WHAT THE EXERCISE ASKS
Copy every line of the material below word for word, leaving out any pictures.

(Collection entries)
◇ ◇ ◇ ◇ ◇
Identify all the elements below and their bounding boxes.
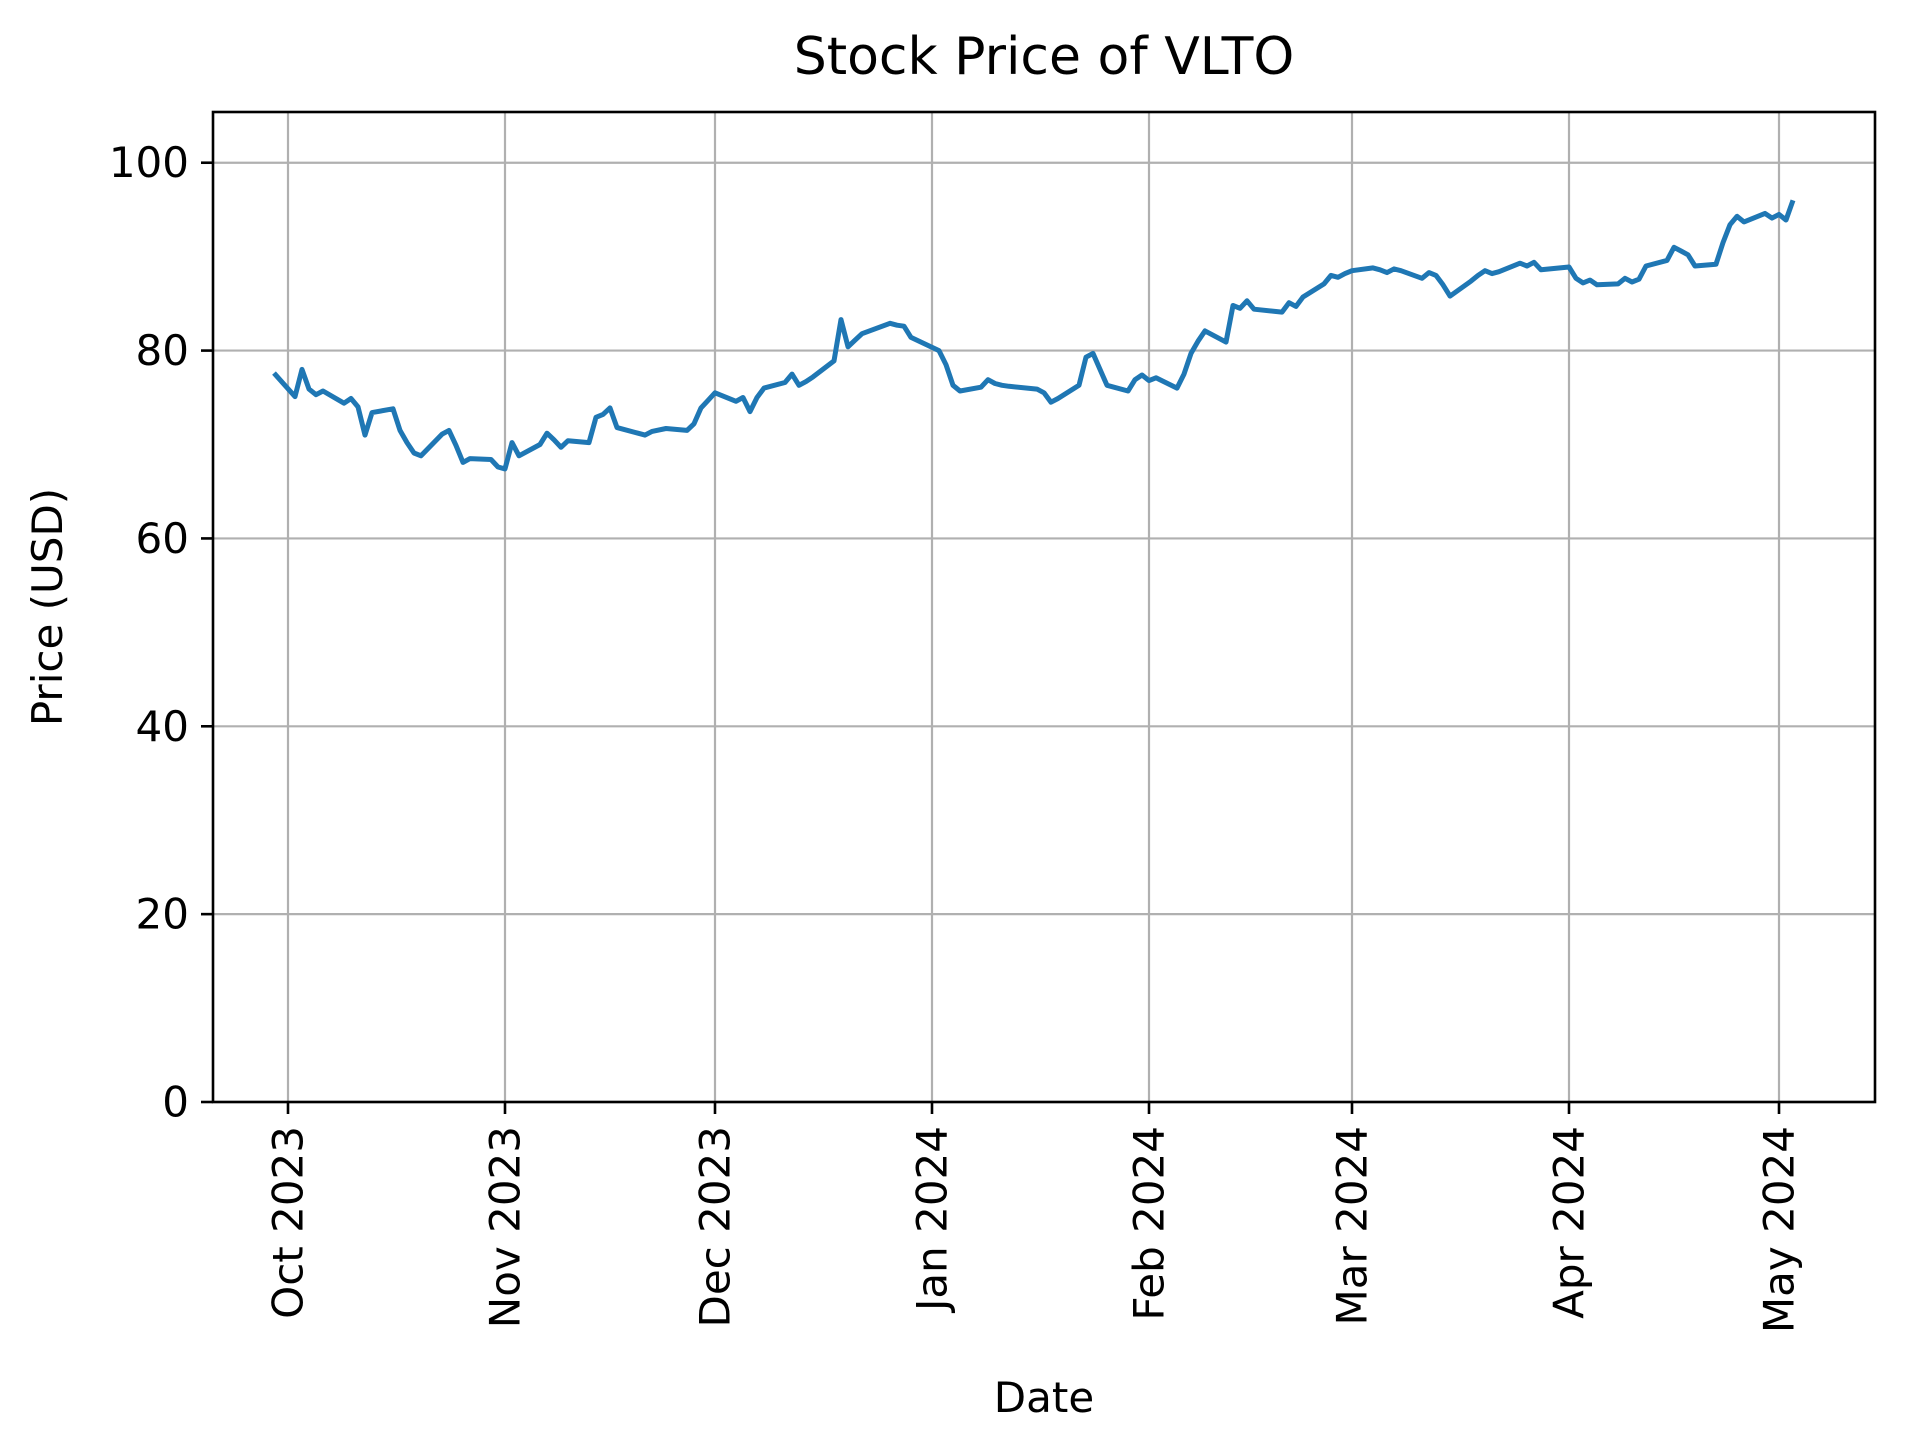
x-tick-label: May 2024 <box>1755 1126 1804 1333</box>
x-tick-label: Feb 2024 <box>1125 1126 1174 1321</box>
price-line-layer <box>272 199 1796 472</box>
x-tick-label: Dec 2023 <box>691 1126 740 1328</box>
tick-labels: Oct 2023 Nov 2023 Dec 2023 Jan 2024 Feb 2024… <box>109 138 1804 1333</box>
y-tick-label: 0 <box>162 1078 189 1127</box>
tick-marks <box>201 161 1781 1114</box>
x-tick-label: Nov 2023 <box>481 1126 530 1328</box>
price-line <box>272 199 1796 472</box>
x-tick-label: Jan 2024 <box>908 1126 957 1314</box>
plot-border <box>211 110 1877 1104</box>
axes-spines <box>211 110 1877 1104</box>
y-tick-label: 40 <box>136 702 189 751</box>
x-tick-label: Oct 2023 <box>264 1126 313 1319</box>
x-tick-label: Mar 2024 <box>1328 1126 1377 1325</box>
x-tick-label: Apr 2024 <box>1545 1126 1594 1319</box>
y-tick-label: 80 <box>136 326 189 375</box>
y-axis-label: Price (USD) <box>23 488 72 726</box>
chart-title: Stock Price of VLTO <box>794 27 1295 87</box>
y-tick-label: 20 <box>136 890 189 939</box>
y-tick-label: 60 <box>136 514 189 563</box>
x-axis-label: Date <box>994 1373 1094 1422</box>
grid-lines <box>213 112 1875 1104</box>
y-tick-label: 100 <box>109 138 189 187</box>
◇ ◇ ◇ ◇ ◇
TASK RESULT
Identify all the elements below and their bounding boxes.
x-tick-label: May 2024 <box>1755 1126 1804 1333</box>
x-tick-label: Feb 2024 <box>1125 1126 1174 1321</box>
price-line-layer <box>272 199 1796 472</box>
x-tick-label: Dec 2023 <box>691 1126 740 1328</box>
tick-labels: Oct 2023 Nov 2023 Dec 2023 Jan 2024 Feb 2024… <box>109 138 1804 1333</box>
y-tick-label: 0 <box>162 1078 189 1127</box>
tick-marks <box>201 161 1781 1114</box>
x-tick-label: Nov 2023 <box>481 1126 530 1328</box>
price-line <box>272 199 1796 472</box>
x-tick-label: Jan 2024 <box>908 1126 957 1314</box>
plot-border <box>211 110 1877 1104</box>
axes-spines <box>211 110 1877 1104</box>
y-tick-label: 40 <box>136 702 189 751</box>
x-tick-label: Oct 2023 <box>264 1126 313 1319</box>
x-tick-label: Mar 2024 <box>1328 1126 1377 1325</box>
x-tick-label: Apr 2024 <box>1545 1126 1594 1319</box>
y-tick-label: 80 <box>136 326 189 375</box>
y-axis-label: Price (USD) <box>23 488 72 726</box>
chart-title: Stock Price of VLTO <box>794 27 1295 87</box>
y-tick-label: 20 <box>136 890 189 939</box>
y-tick-label: 60 <box>136 514 189 563</box>
x-axis-label: Date <box>994 1373 1094 1422</box>
grid-lines <box>213 112 1875 1104</box>
y-tick-label: 100 <box>109 138 189 187</box>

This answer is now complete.